REQUIREMENT 1:
Using the FH gene entry below, decide whether each statement agrees with it. Answer yes or no for each, and quote the exact words from the entry that settle it.
(a) Biallelic variants in FH lead to severe neonatal and early infantile encephalopathy.
(b) Gain of function is the mechanism of disease.
(c) FH encodes only a mitochondrial enzyme isoform.
REQUIREMENT 2: Continue the FH gene entry below, picking up after its last line.

Genetic Epilepsy

Gene: FH

Green List (high evidence)

Well established gene-disease associations. Loss of function is the mechanism of disease. Monoallelic variants associated with decreased fumarate hydratase enzyme activity cause FH tumour predisposition syndrome (also known as HLRCC; PMID: 11865300, 28300276, 20301430). FH deficiency (also known as fumarase deficiency or fumaric aciduria) caused by biallelic variants results in severe neonatal and early infantile encephalopathy (PMID: 8200987, 20549362, 31746132, 20301679). FH encodes for both mitochondrial and cytosolic FH enzyme isoforms, which catalyze hydration of fumarate to malate.

Created: 10 May 2022, 4:31 a.m. | Last Modified: 10 May 2022, 5:09 a.m.

Panel Version: 0.14031

Mode of inheritance
BOTH monoallelic and biallelic, autosomal or pseudoautosomal

Phenotypes
hereditary leiomyomatosis and renal cell cancer MONDO:0007888; fumaric aciduria MONDO:0011730

Publications

• 11865300
• 28300276
• 20301430
• 8200987
• 20549362
• 31746132
• 20301679

Variants in this GENE are reported as part of current diagnostic practice

Green List (high evidence)

EXERCISE DATA:
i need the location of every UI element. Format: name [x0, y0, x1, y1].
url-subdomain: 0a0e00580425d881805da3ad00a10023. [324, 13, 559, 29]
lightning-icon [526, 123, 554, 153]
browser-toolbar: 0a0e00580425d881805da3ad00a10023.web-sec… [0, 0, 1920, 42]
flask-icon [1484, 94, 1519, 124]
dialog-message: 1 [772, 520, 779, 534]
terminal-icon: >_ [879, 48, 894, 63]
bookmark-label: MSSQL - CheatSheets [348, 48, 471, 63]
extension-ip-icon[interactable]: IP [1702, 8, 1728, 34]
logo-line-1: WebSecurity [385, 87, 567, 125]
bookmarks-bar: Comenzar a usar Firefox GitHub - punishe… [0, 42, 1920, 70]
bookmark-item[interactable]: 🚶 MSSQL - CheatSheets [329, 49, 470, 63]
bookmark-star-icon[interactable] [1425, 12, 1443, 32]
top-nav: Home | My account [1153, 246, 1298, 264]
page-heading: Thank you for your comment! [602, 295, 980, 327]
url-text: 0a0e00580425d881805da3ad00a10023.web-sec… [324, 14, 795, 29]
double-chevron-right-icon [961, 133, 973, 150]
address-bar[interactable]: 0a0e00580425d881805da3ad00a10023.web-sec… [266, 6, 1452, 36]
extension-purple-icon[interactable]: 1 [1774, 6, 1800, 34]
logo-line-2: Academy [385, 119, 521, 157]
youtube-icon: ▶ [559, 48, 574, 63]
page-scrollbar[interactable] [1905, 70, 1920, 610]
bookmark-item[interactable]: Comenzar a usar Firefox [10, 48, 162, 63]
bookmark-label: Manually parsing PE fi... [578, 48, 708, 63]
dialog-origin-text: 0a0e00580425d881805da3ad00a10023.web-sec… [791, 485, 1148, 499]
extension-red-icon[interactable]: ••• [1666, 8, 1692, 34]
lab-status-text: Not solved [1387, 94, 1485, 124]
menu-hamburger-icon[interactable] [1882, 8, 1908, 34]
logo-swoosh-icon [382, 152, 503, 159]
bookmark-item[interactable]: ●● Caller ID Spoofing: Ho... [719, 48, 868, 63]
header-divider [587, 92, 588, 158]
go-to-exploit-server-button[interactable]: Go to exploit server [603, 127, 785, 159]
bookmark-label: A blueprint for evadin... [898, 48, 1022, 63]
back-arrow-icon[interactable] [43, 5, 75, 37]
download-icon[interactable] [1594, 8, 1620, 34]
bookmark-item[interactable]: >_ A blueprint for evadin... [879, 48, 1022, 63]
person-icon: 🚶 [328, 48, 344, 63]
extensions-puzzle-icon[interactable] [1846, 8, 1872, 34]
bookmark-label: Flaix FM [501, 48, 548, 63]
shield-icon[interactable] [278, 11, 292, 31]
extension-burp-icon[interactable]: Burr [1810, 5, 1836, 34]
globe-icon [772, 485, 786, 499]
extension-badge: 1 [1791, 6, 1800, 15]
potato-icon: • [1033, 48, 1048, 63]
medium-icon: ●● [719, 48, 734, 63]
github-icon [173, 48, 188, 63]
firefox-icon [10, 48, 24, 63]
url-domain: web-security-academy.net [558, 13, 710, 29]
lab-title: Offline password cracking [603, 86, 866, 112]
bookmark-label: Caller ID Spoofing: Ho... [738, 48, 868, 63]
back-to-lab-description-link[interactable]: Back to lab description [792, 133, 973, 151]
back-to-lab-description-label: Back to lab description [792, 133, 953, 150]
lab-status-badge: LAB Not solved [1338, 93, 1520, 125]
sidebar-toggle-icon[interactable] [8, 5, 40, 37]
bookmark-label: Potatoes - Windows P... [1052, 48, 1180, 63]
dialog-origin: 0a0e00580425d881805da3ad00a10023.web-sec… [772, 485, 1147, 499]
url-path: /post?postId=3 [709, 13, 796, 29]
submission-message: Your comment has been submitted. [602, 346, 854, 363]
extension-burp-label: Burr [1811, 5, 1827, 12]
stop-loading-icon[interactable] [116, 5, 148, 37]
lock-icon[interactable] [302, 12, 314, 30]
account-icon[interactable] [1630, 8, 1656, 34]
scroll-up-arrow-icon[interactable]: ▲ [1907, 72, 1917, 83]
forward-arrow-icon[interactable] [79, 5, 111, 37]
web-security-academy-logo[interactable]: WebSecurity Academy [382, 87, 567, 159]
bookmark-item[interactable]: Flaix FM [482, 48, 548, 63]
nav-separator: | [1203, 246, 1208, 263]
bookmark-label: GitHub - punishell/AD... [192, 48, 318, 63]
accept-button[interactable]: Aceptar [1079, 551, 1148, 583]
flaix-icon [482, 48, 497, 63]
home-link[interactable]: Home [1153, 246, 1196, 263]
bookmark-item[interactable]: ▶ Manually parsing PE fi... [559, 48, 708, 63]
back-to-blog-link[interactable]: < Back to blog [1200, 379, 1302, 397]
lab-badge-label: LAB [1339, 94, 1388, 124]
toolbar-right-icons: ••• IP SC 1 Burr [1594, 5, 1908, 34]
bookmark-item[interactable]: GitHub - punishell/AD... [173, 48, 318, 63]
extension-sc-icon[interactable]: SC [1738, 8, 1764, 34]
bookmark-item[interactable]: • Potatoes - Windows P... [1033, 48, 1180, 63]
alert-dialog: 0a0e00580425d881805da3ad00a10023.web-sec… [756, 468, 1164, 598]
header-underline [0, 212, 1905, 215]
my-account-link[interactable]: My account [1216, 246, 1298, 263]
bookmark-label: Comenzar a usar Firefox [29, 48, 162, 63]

ANSWER AREA 1:
(a) Yes: "FH deficiency (also known as fumarase deficiency or fumaric aciduria) caused by biallelic variants results in severe neonatal and early infantile encephalopathy"
(b) No: "Loss of function is the mechanism of disease."
(c) No: "FH encodes for both mitochondrial and cytosolic FH enzyme isoforms"

ANSWER AREA 2:
Seizures are a well documented feature of this disorder, which results in severe neonatal and early infantile encephalopathy characterized by poor feeding, failure to thrive, hypotonia, lethargy, and seizures. Epileptic seizures are common (40%-80%), although age of onset and seizure type are variable (PMID:10805328, PMID:20549362). Infantile spasms (epileptic spasms) accompanied by hypsarrhythmia on EEG have been reported (PMID:15221078, PMID:16151915).

Created: 22 Jan 2020, 10:11 a.m. | Last Modified: 22 Jan 2020, 10:11 a.m.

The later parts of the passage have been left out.